### Task material

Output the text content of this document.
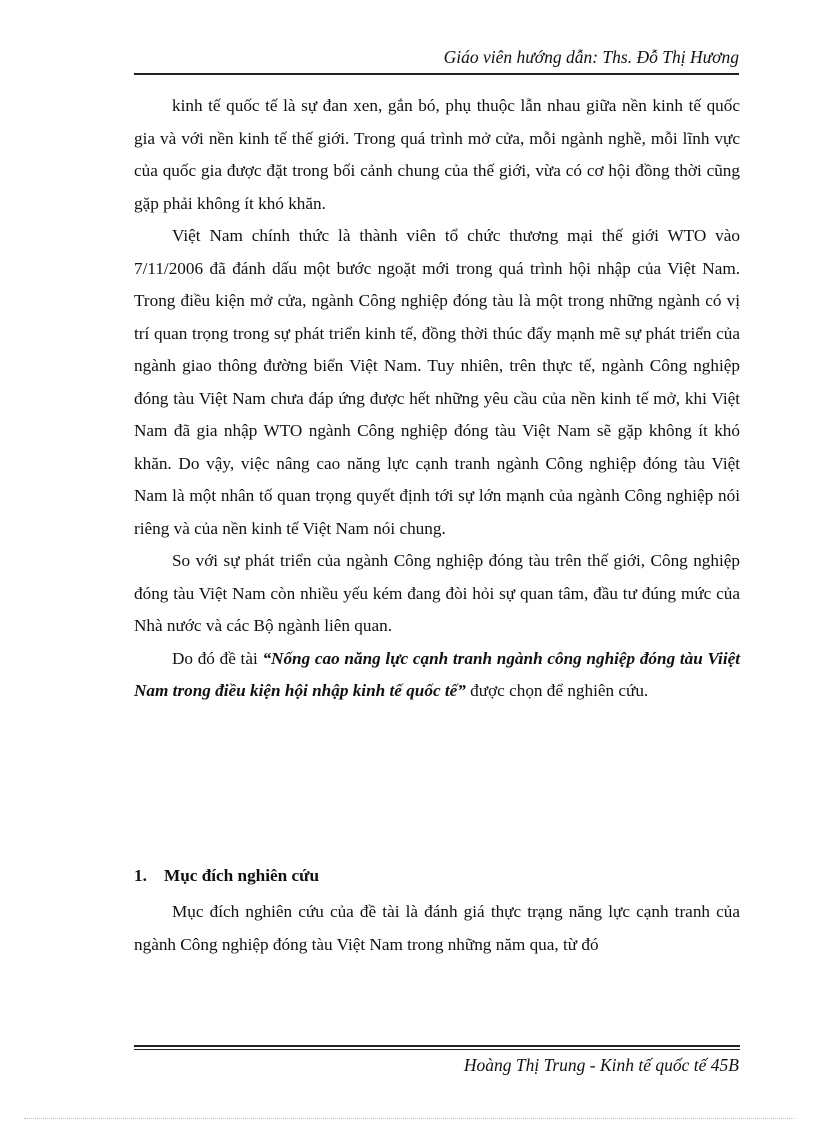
Giáo viên hướng dẫn: Ths. Đỗ Thị Hương

kinh tế quốc tế là sự đan xen, gắn bó, phụ thuộc lẫn nhau giữa nền kinh tế quốc gia và với nền kinh tế thế giới. Trong quá trình mở cửa, mỗi ngành nghề, mỗi lĩnh vực của quốc gia được đặt trong bối cảnh chung của thế giới, vừa có cơ hội đồng thời cũng gặp phải không ít khó khăn.

Việt Nam chính thức là thành viên tổ chức thương mại thế giới WTO vào 7/11/2006 đã đánh dấu một bước ngoặt mới trong quá trình hội nhập của Việt Nam. Trong điều kiện mở cửa, ngành Công nghiệp đóng tàu là một trong những ngành có vị trí quan trọng trong sự phát triển kinh tế, đồng thời thúc đẩy mạnh mẽ sự phát triển của ngành giao thông đường biển Việt Nam. Tuy nhiên, trên thực tế, ngành Công nghiệp đóng tàu Việt Nam chưa đáp ứng được hết những yêu cầu của nền kinh tế mở, khi Việt Nam đã gia nhập WTO ngành Công nghiệp đóng tàu Việt Nam sẽ gặp không ít khó khăn. Do vậy, việc nâng cao năng lực cạnh tranh ngành Công nghiệp đóng tàu Việt Nam là một nhân tố quan trọng quyết định tới sự lớn mạnh của ngành Công nghiệp nói riêng và của nền kinh tế Việt Nam nói chung.

So với sự phát triển của ngành Công nghiệp đóng tàu trên thế giới, Công nghiệp đóng tàu Việt Nam còn nhiều yếu kém đang đòi hỏi sự quan tâm, đầu tư đúng mức của Nhà nước và các Bộ ngành liên quan.

Do đó đề tài “Nống cao năng lực cạnh tranh ngành công nghiệp đóng tàu Viiệt Nam trong điều kiện hội nhập kinh tế quốc tế” được chọn để nghiên cứu.

1. Mục đích nghiên cứu

Mục đích nghiên cứu của đề tài là đánh giá thực trạng năng lực cạnh tranh của ngành Công nghiệp đóng tàu Việt Nam trong những năm qua, từ đó

Hoàng Thị Trung - Kinh tế quốc tế 45B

######

:: Task to complete ::
Repeat each entry above word for word, leaving every picture out.

:: Solved exercise ::
Output the text content of this document.
Giáo viên hướng dẫn: Ths. Đỗ Thị Hương

kinh tế quốc tế là sự đan xen, gắn bó, phụ thuộc lẫn nhau giữa nền kinh tế quốc gia và với nền kinh tế thế giới. Trong quá trình mở cửa, mỗi ngành nghề, mỗi lĩnh vực của quốc gia được đặt trong bối cảnh chung của thế giới, vừa có cơ hội đồng thời cũng gặp phải không ít khó khăn.

Việt Nam chính thức là thành viên tổ chức thương mại thế giới WTO vào 7/11/2006 đã đánh dấu một bước ngoặt mới trong quá trình hội nhập của Việt Nam. Trong điều kiện mở cửa, ngành Công nghiệp đóng tàu là một trong những ngành có vị trí quan trọng trong sự phát triển kinh tế, đồng thời thúc đẩy mạnh mẽ sự phát triển của ngành giao thông đường biển Việt Nam. Tuy nhiên, trên thực tế, ngành Công nghiệp đóng tàu Việt Nam chưa đáp ứng được hết những yêu cầu của nền kinh tế mở, khi Việt Nam đã gia nhập WTO ngành Công nghiệp đóng tàu Việt Nam sẽ gặp không ít khó khăn. Do vậy, việc nâng cao năng lực cạnh tranh ngành Công nghiệp đóng tàu Việt Nam là một nhân tố quan trọng quyết định tới sự lớn mạnh của ngành Công nghiệp nói riêng và của nền kinh tế Việt Nam nói chung.

So với sự phát triển của ngành Công nghiệp đóng tàu trên thế giới, Công nghiệp đóng tàu Việt Nam còn nhiều yếu kém đang đòi hỏi sự quan tâm, đầu tư đúng mức của Nhà nước và các Bộ ngành liên quan.

Do đó đề tài “Nống cao năng lực cạnh tranh ngành công nghiệp đóng tàu Viiệt Nam trong điều kiện hội nhập kinh tế quốc tế” được chọn để nghiên cứu.

1. Mục đích nghiên cứu

Mục đích nghiên cứu của đề tài là đánh giá thực trạng năng lực cạnh tranh của ngành Công nghiệp đóng tàu Việt Nam trong những năm qua, từ đó

Hoàng Thị Trung - Kinh tế quốc tế 45B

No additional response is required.